» Data lines
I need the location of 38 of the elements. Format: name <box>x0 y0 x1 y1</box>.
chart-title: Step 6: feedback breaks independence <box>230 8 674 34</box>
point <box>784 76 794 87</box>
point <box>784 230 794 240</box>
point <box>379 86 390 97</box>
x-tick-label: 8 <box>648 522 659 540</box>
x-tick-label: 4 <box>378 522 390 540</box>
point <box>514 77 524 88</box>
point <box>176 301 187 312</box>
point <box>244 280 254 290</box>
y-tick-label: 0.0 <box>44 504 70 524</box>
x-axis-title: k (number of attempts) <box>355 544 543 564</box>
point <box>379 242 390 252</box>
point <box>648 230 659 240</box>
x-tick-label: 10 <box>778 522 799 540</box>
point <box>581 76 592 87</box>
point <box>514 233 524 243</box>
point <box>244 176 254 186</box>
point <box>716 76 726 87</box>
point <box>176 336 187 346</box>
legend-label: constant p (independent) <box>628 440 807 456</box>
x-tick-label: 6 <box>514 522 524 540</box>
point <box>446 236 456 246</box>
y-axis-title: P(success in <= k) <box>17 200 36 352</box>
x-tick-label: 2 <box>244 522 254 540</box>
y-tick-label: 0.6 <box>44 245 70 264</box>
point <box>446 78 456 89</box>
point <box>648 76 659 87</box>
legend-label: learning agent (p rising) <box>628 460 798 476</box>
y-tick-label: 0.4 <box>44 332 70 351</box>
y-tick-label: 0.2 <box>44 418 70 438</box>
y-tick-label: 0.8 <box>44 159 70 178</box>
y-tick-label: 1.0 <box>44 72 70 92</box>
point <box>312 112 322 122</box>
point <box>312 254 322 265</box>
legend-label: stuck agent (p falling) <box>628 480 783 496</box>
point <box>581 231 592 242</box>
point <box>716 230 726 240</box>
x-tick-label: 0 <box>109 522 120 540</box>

» Task goal
Lay out the data above as a JSON list of strings, one string per line, and leave out any blank lines.

» Solution to this task
[
  "I need the location of 38 of the elements. Format: name <box>x0 y0 x1 y1</box>.",
  "chart-title: Step 6: feedback breaks independence <box>230 8 674 34</box>",
  "point <box>784 76 794 87</box>",
  "point <box>784 230 794 240</box>",
  "point <box>379 86 390 97</box>",
  "x-tick-label: 8 <box>648 522 659 540</box>",
  "x-tick-label: 4 <box>378 522 390 540</box>",
  "point <box>514 77 524 88</box>",
  "point <box>176 301 187 312</box>",
  "point <box>244 280 254 290</box>",
  "y-tick-label: 0.0 <box>44 504 70 524</box>",
  "x-axis-title: k (number of attempts) <box>355 544 543 564</box>",
  "point <box>379 242 390 252</box>",
  "point <box>648 230 659 240</box>",
  "x-tick-label: 10 <box>778 522 799 540</box>",
  "point <box>581 76 592 87</box>",
  "point <box>514 233 524 243</box>",
  "point <box>244 176 254 186</box>",
  "point <box>716 76 726 87</box>",
  "point <box>176 336 187 346</box>",
  "legend-label: constant p (independent) <box>628 440 807 456</box>",
  "x-tick-label: 6 <box>514 522 524 540</box>",
  "point <box>446 236 456 246</box>",
  "y-axis-title: P(success in <= k) <box>17 200 36 352</box>",
  "x-tick-label: 2 <box>244 522 254 540</box>",
  "y-tick-label: 0.6 <box>44 245 70 264</box>",
  "point <box>446 78 456 89</box>",
  "point <box>648 76 659 87</box>",
  "legend-label: learning agent (p rising) <box>628 460 798 476</box>",
  "y-tick-label: 0.4 <box>44 332 70 351</box>",
  "y-tick-label: 0.2 <box>44 418 70 438</box>",
  "y-tick-label: 0.8 <box>44 159 70 178</box>",
  "y-tick-label: 1.0 <box>44 72 70 92</box>",
  "point <box>312 112 322 122</box>",
  "point <box>312 254 322 265</box>",
  "legend-label: stuck agent (p falling) <box>628 480 783 496</box>",
  "point <box>581 231 592 242</box>",
  "point <box>716 230 726 240</box>",
  "x-tick-label: 0 <box>109 522 120 540</box>"
]